Data extracted from a collection:
= = = = =

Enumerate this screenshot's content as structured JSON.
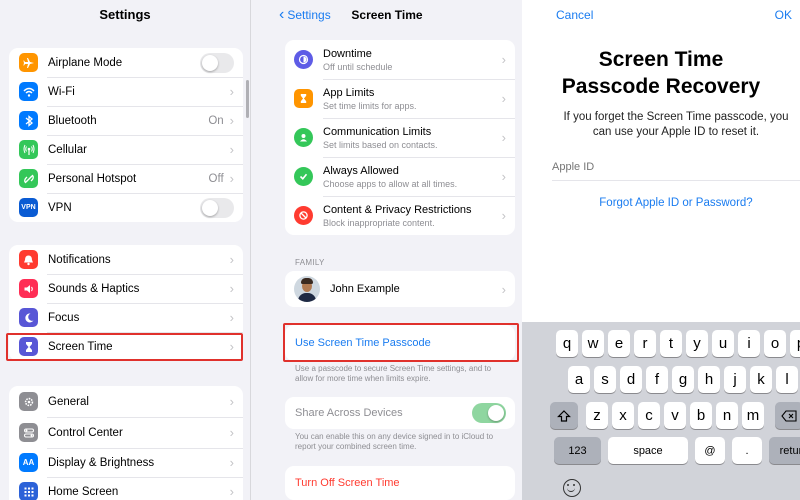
{
  "settings": {
    "title": "Settings",
    "group1": [
      {
        "label": "Airplane Mode",
        "icon": "airplane-icon",
        "color": "#ff9500",
        "control": "toggle",
        "on": false
      },
      {
        "label": "Wi-Fi",
        "icon": "wifi-icon",
        "color": "#007aff",
        "control": "chevron"
      },
      {
        "label": "Bluetooth",
        "icon": "bluetooth-icon",
        "color": "#007aff",
        "value": "On",
        "control": "chevron"
      },
      {
        "label": "Cellular",
        "icon": "cellular-icon",
        "color": "#34c759",
        "control": "chevron"
      },
      {
        "label": "Personal Hotspot",
        "icon": "hotspot-icon",
        "color": "#34c759",
        "value": "Off",
        "control": "chevron"
      },
      {
        "label": "VPN",
        "icon": "vpn-icon",
        "color": "#0a5bd3",
        "badge": "VPN",
        "control": "toggle",
        "on": false
      }
    ],
    "group2": [
      {
        "label": "Notifications",
        "icon": "bell-icon",
        "color": "#ff3b30"
      },
      {
        "label": "Sounds & Haptics",
        "icon": "speaker-icon",
        "color": "#ff2d55"
      },
      {
        "label": "Focus",
        "icon": "moon-icon",
        "color": "#5856d6"
      },
      {
        "label": "Screen Time",
        "icon": "hourglass-icon",
        "color": "#5856d6"
      }
    ],
    "group3": [
      {
        "label": "General",
        "icon": "gear-icon",
        "color": "#8e8e93"
      },
      {
        "label": "Control Center",
        "icon": "switches-icon",
        "color": "#8e8e93"
      },
      {
        "label": "Display & Brightness",
        "icon": "display-icon",
        "color": "#007aff",
        "badge": "AA"
      },
      {
        "label": "Home Screen",
        "icon": "grid-icon",
        "color": "#2c62d8"
      }
    ]
  },
  "screen_time": {
    "back_label": "Settings",
    "title": "Screen Time",
    "items": [
      {
        "title": "Downtime",
        "subtitle": "Off until schedule",
        "icon": "downtime-icon",
        "color": "#5e5ce6"
      },
      {
        "title": "App Limits",
        "subtitle": "Set time limits for apps.",
        "icon": "hourglass-icon",
        "color": "#ff9500"
      },
      {
        "title": "Communication Limits",
        "subtitle": "Set limits based on contacts.",
        "icon": "contacts-icon",
        "color": "#34c759"
      },
      {
        "title": "Always Allowed",
        "subtitle": "Choose apps to allow at all times.",
        "icon": "checkmark-icon",
        "color": "#34c759"
      },
      {
        "title": "Content & Privacy Restrictions",
        "subtitle": "Block inappropriate content.",
        "icon": "restriction-icon",
        "color": "#ff3b30"
      }
    ],
    "family_header": "FAMILY",
    "family_member": "John Example",
    "passcode_label": "Use Screen Time Passcode",
    "passcode_footer": "Use a passcode to secure Screen Time settings, and to allow for more time when limits expire.",
    "share_label": "Share Across Devices",
    "share_on": true,
    "share_footer": "You can enable this on any device signed in to iCloud to report your combined screen time.",
    "turn_off_label": "Turn Off Screen Time"
  },
  "recovery": {
    "cancel_label": "Cancel",
    "ok_label": "OK",
    "title_line1": "Screen Time",
    "title_line2": "Passcode Recovery",
    "desc_line1": "If you forget the Screen Time passcode, you",
    "desc_line2": "can use your Apple ID to reset it.",
    "appleid_placeholder": "Apple ID",
    "forgot_label": "Forgot Apple ID or Password?",
    "keyboard": {
      "row1": [
        "q",
        "w",
        "e",
        "r",
        "t",
        "y",
        "u",
        "i",
        "o",
        "p"
      ],
      "row2": [
        "a",
        "s",
        "d",
        "f",
        "g",
        "h",
        "j",
        "k",
        "l"
      ],
      "row3": [
        "z",
        "x",
        "c",
        "v",
        "b",
        "n",
        "m"
      ],
      "numbers_key": "123",
      "space_key": "space",
      "at_key": "@",
      "dot_key": ".",
      "return_key": "return",
      "shift_icon": "shift-icon",
      "delete_icon": "delete-icon",
      "emoji_icon": "emoji-icon"
    }
  }
}
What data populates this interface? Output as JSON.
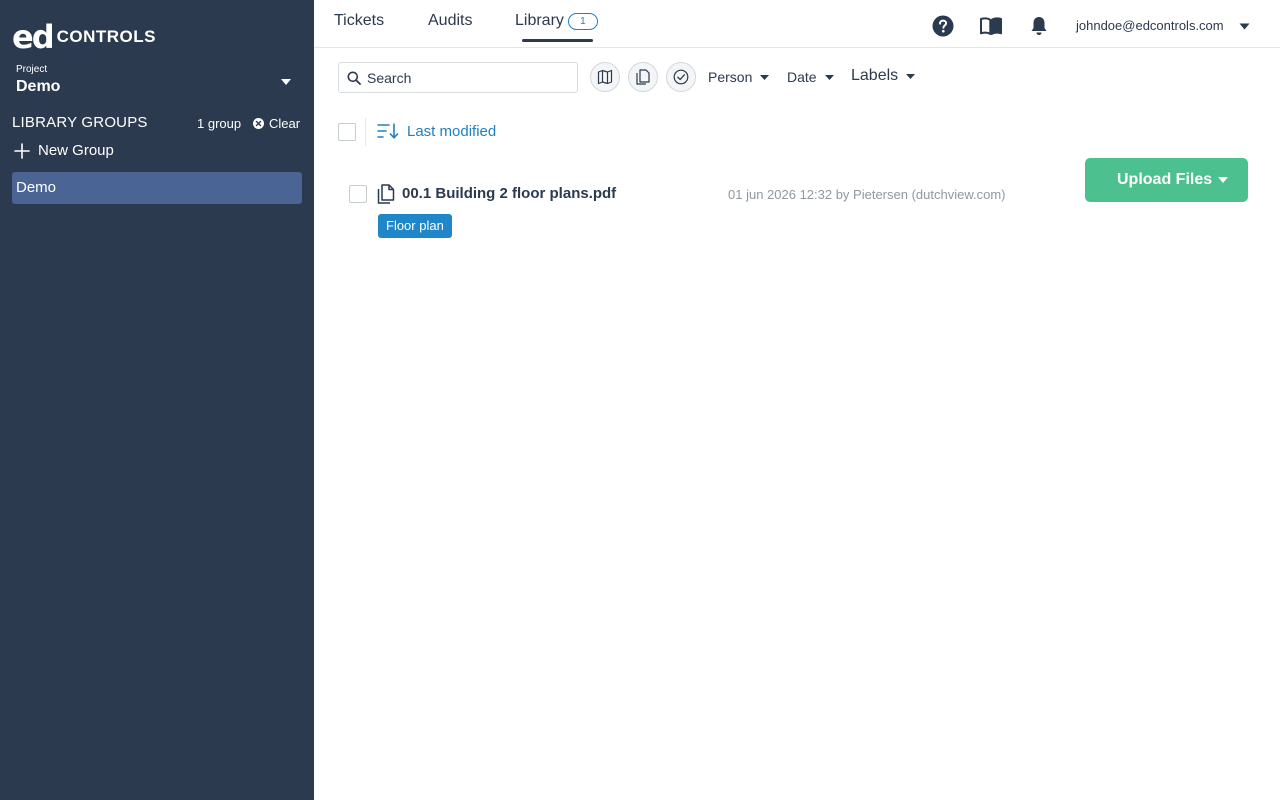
{
  "sidebar": {
    "logo_ed": "ed",
    "logo_controls": "CONTROLS",
    "project_label": "Project",
    "project_value": "Demo",
    "library_groups_title": "LIBRARY GROUPS",
    "group_count": "1 group",
    "clear_label": "Clear",
    "new_group_label": "New Group",
    "groups": [
      {
        "label": "Demo",
        "selected": true
      }
    ]
  },
  "topnav": {
    "tabs": [
      {
        "label": "Tickets"
      },
      {
        "label": "Audits"
      },
      {
        "label": "Library",
        "badge": "1",
        "active": true
      }
    ],
    "icons": [
      "help-icon",
      "book-icon",
      "bell-icon"
    ],
    "user_email": "johndoe@edcontrols.com"
  },
  "filters": {
    "search_placeholder": "Search",
    "icon_buttons": [
      "map-icon",
      "document-icon",
      "check-circle-icon"
    ],
    "person_label": "Person",
    "date_label": "Date",
    "labels_label": "Labels"
  },
  "list": {
    "sort_label": "Last modified",
    "files": [
      {
        "name": "00.1 Building 2 floor plans.pdf",
        "meta": "01 jun 2026 12:32 by Pietersen (dutchview.com)",
        "tag": "Floor plan"
      }
    ]
  },
  "upload": {
    "label": "Upload Files"
  },
  "colors": {
    "sidebar_bg": "#2c3a4f",
    "selected_group_bg": "#4a6593",
    "accent_blue": "#2180c0",
    "upload_green": "#4cc18f",
    "tag_blue": "#1f87c9"
  }
}
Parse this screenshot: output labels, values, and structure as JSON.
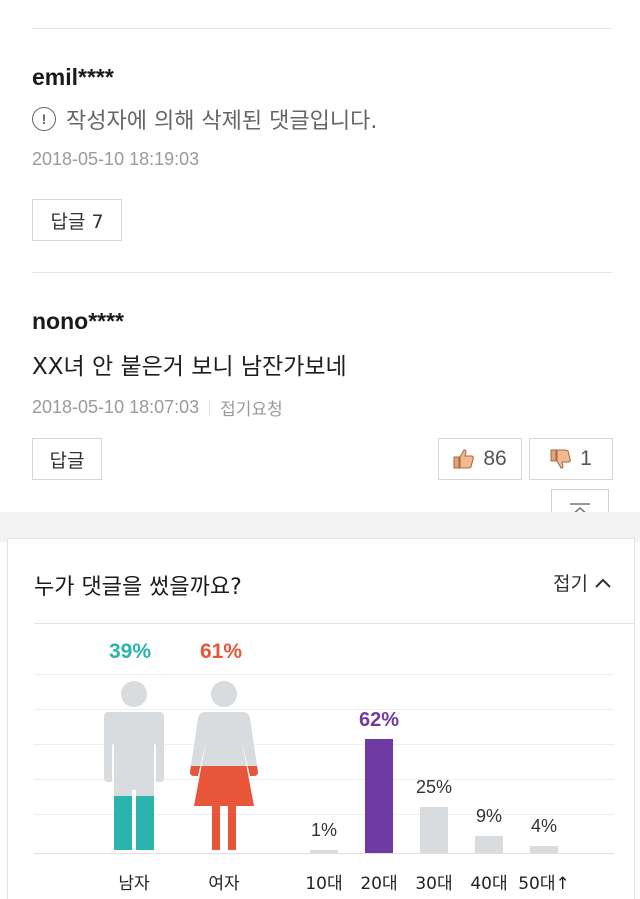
{
  "comments": [
    {
      "author": "emil****",
      "body": "작성자에 의해 삭제된 댓글입니다.",
      "deleted": true,
      "timestamp": "2018-05-10 18:19:03",
      "reply_label": "답글 7"
    },
    {
      "author": "nono****",
      "body": "XX녀 안 붙은거 보니 남잔가보네",
      "deleted": false,
      "timestamp": "2018-05-10 18:07:03",
      "report_label": "접기요청",
      "reply_label": "답글",
      "likes": "86",
      "dislikes": "1"
    }
  ],
  "stats": {
    "title": "누가 댓글을 썼을까요?",
    "fold_label": "접기",
    "gender": {
      "male": {
        "label": "남자",
        "percent": "39%",
        "value": 39,
        "color": "#2bb3ad"
      },
      "female": {
        "label": "여자",
        "percent": "61%",
        "value": 61,
        "color": "#e8563a"
      }
    },
    "age_chart": {
      "type": "bar",
      "categories": [
        "10대",
        "20대",
        "30대",
        "40대",
        "50대↑"
      ],
      "values": [
        1,
        62,
        25,
        9,
        4
      ],
      "labels": [
        "1%",
        "62%",
        "25%",
        "9%",
        "4%"
      ],
      "highlight_color": "#6f3aa4",
      "bar_color": "#d9dcde"
    }
  }
}
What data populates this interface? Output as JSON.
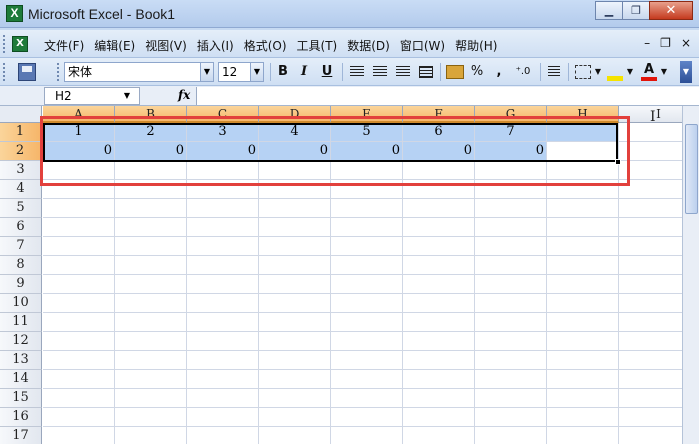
{
  "window": {
    "title": "Microsoft Excel - Book1",
    "app_icon": "X",
    "buttons": {
      "minimize": "▁",
      "restore": "❐",
      "close": "✕"
    }
  },
  "menubar": {
    "items": [
      "文件(F)",
      "编辑(E)",
      "视图(V)",
      "插入(I)",
      "格式(O)",
      "工具(T)",
      "数据(D)",
      "窗口(W)",
      "帮助(H)"
    ],
    "right": {
      "minimize": "–",
      "restore": "❐",
      "close": "×"
    }
  },
  "toolbar": {
    "font": "宋体",
    "size": "12",
    "bold": "B",
    "italic": "I",
    "underline": "U",
    "percent": "%",
    "comma": ",",
    "decimal": "⁺.0",
    "font_color": "A"
  },
  "formulabar": {
    "namebox": "H2",
    "fx": "fx",
    "value": ""
  },
  "sheet": {
    "columns": [
      "A",
      "B",
      "C",
      "D",
      "E",
      "F",
      "G",
      "H",
      "I"
    ],
    "selected_columns": [
      "A",
      "B",
      "C",
      "D",
      "E",
      "F",
      "G",
      "H"
    ],
    "rows": [
      "1",
      "2",
      "3",
      "4",
      "5",
      "6",
      "7",
      "8",
      "9",
      "10",
      "11",
      "12",
      "13",
      "14",
      "15",
      "16",
      "17"
    ],
    "selected_rows": [
      "1",
      "2"
    ],
    "row1": [
      "1",
      "2",
      "3",
      "4",
      "5",
      "6",
      "7",
      ""
    ],
    "row2": [
      "0",
      "0",
      "0",
      "0",
      "0",
      "0",
      "0",
      ""
    ],
    "active_cell": "H2",
    "cursor_glyph": "I"
  },
  "colors": {
    "selection": "#b6d2f4",
    "header_selected": "#f6b66a",
    "annotation": "#e2403c"
  }
}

= = = = =

**REQUIREMENT**
In the entries above, find lines with "Apple" and copy each.

**TASK RESPONSE**
    "desc_line2": "can use your Apple ID to reset it.",
    "appleid_placeholder": "Apple ID",
    "forgot_label": "Forgot Apple ID or Password?",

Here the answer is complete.